Exercise brief ▸ Omit the images. Copy each entry word for word.

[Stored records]
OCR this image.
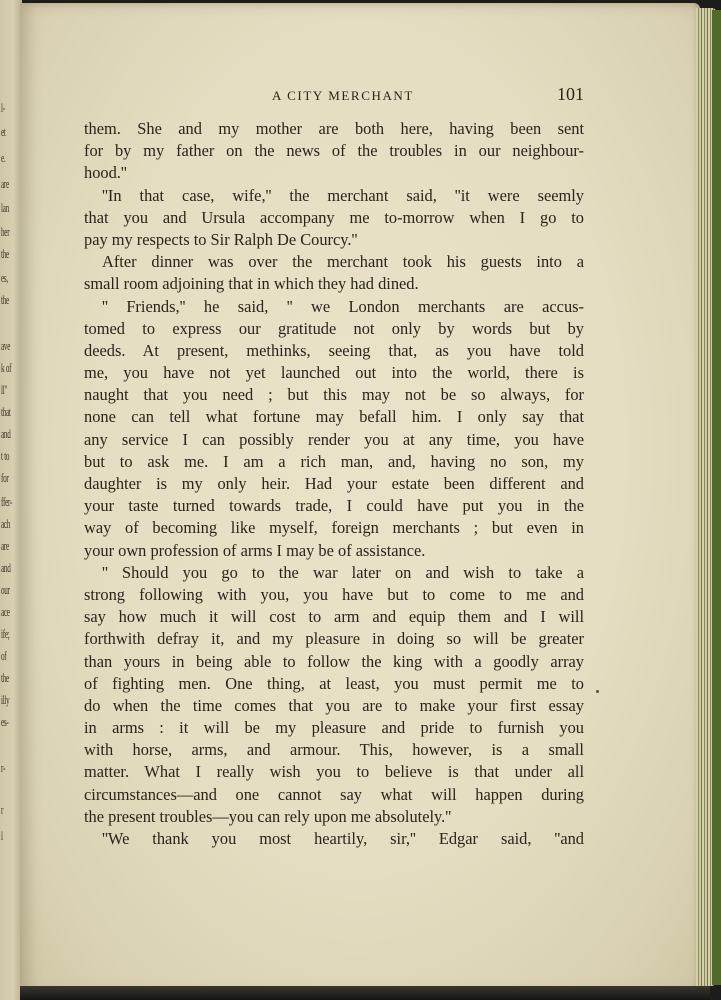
l-
et
e.
are
lan
her
the
es,
the
ave
k of
ll"
that
and
t to
for
ffer-
ach
are
and
our
ace
ife;
of
the
illy
es-
r-
r
l
A CITY MERCHANT	101
them. She and my mother are both here, having been sent
for by my father on the news of the troubles in our neighbour-
hood.''
''In that case, wife,'' the merchant said, ''it were seemly
that you and Ursula accompany me to-morrow when I go to
pay my respects to Sir Ralph De Courcy.''
After dinner was over the merchant took his guests into a
small room adjoining that in which they had dined.
'' Friends,'' he said, '' we London merchants are accus-
tomed to express our gratitude not only by words but by
deeds. At present, methinks, seeing that, as you have told
me, you have not yet launched out into the world, there is
naught that you need ; but this may not be so always, for
none can tell what fortune may befall him. I only say that
any service I can possibly render you at any time, you have
but to ask me. I am a rich man, and, having no son, my
daughter is my only heir. Had your estate been different and
your taste turned towards trade, I could have put you in the
way of becoming like myself, foreign merchants ; but even in
your own profession of arms I may be of assistance.
'' Should you go to the war later on and wish to take a
strong following with you, you have but to come to me and
say how much it will cost to arm and equip them and I will
forthwith defray it, and my pleasure in doing so will be greater
than yours in being able to follow the king with a goodly array
of fighting men. One thing, at least, you must permit me to
do when the time comes that you are to make your first essay
in arms : it will be my pleasure and pride to furnish you
with horse, arms, and armour. This, however, is a small
matter. What I really wish you to believe is that under all
circumstances—and one cannot say what will happen during
the present troubles—you can rely upon me absolutely.''
''We thank you most heartily, sir,'' Edgar said, ''and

Exercise output ▸
OCR this image.
l-
et
e.
are
lan
her
the
es,
the
ave
k of
ll"
that
and
t to
for
ffer-
ach
are
and
our
ace
ife;
of
the
illy
es-
r-
r
l
A CITY MERCHANT	101
them. She and my mother are both here, having been sent
for by my father on the news of the troubles in our neighbour-
hood.''
''In that case, wife,'' the merchant said, ''it were seemly
that you and Ursula accompany me to-morrow when I go to
pay my respects to Sir Ralph De Courcy.''
After dinner was over the merchant took his guests into a
small room adjoining that in which they had dined.
'' Friends,'' he said, '' we London merchants are accus-
tomed to express our gratitude not only by words but by
deeds. At present, methinks, seeing that, as you have told
me, you have not yet launched out into the world, there is
naught that you need ; but this may not be so always, for
none can tell what fortune may befall him. I only say that
any service I can possibly render you at any time, you have
but to ask me. I am a rich man, and, having no son, my
daughter is my only heir. Had your estate been different and
your taste turned towards trade, I could have put you in the
way of becoming like myself, foreign merchants ; but even in
your own profession of arms I may be of assistance.
'' Should you go to the war later on and wish to take a
strong following with you, you have but to come to me and
say how much it will cost to arm and equip them and I will
forthwith defray it, and my pleasure in doing so will be greater
than yours in being able to follow the king with a goodly array
of fighting men. One thing, at least, you must permit me to
do when the time comes that you are to make your first essay
in arms : it will be my pleasure and pride to furnish you
with horse, arms, and armour. This, however, is a small
matter. What I really wish you to believe is that under all
circumstances—and one cannot say what will happen during
the present troubles—you can rely upon me absolutely.''
''We thank you most heartily, sir,'' Edgar said, ''and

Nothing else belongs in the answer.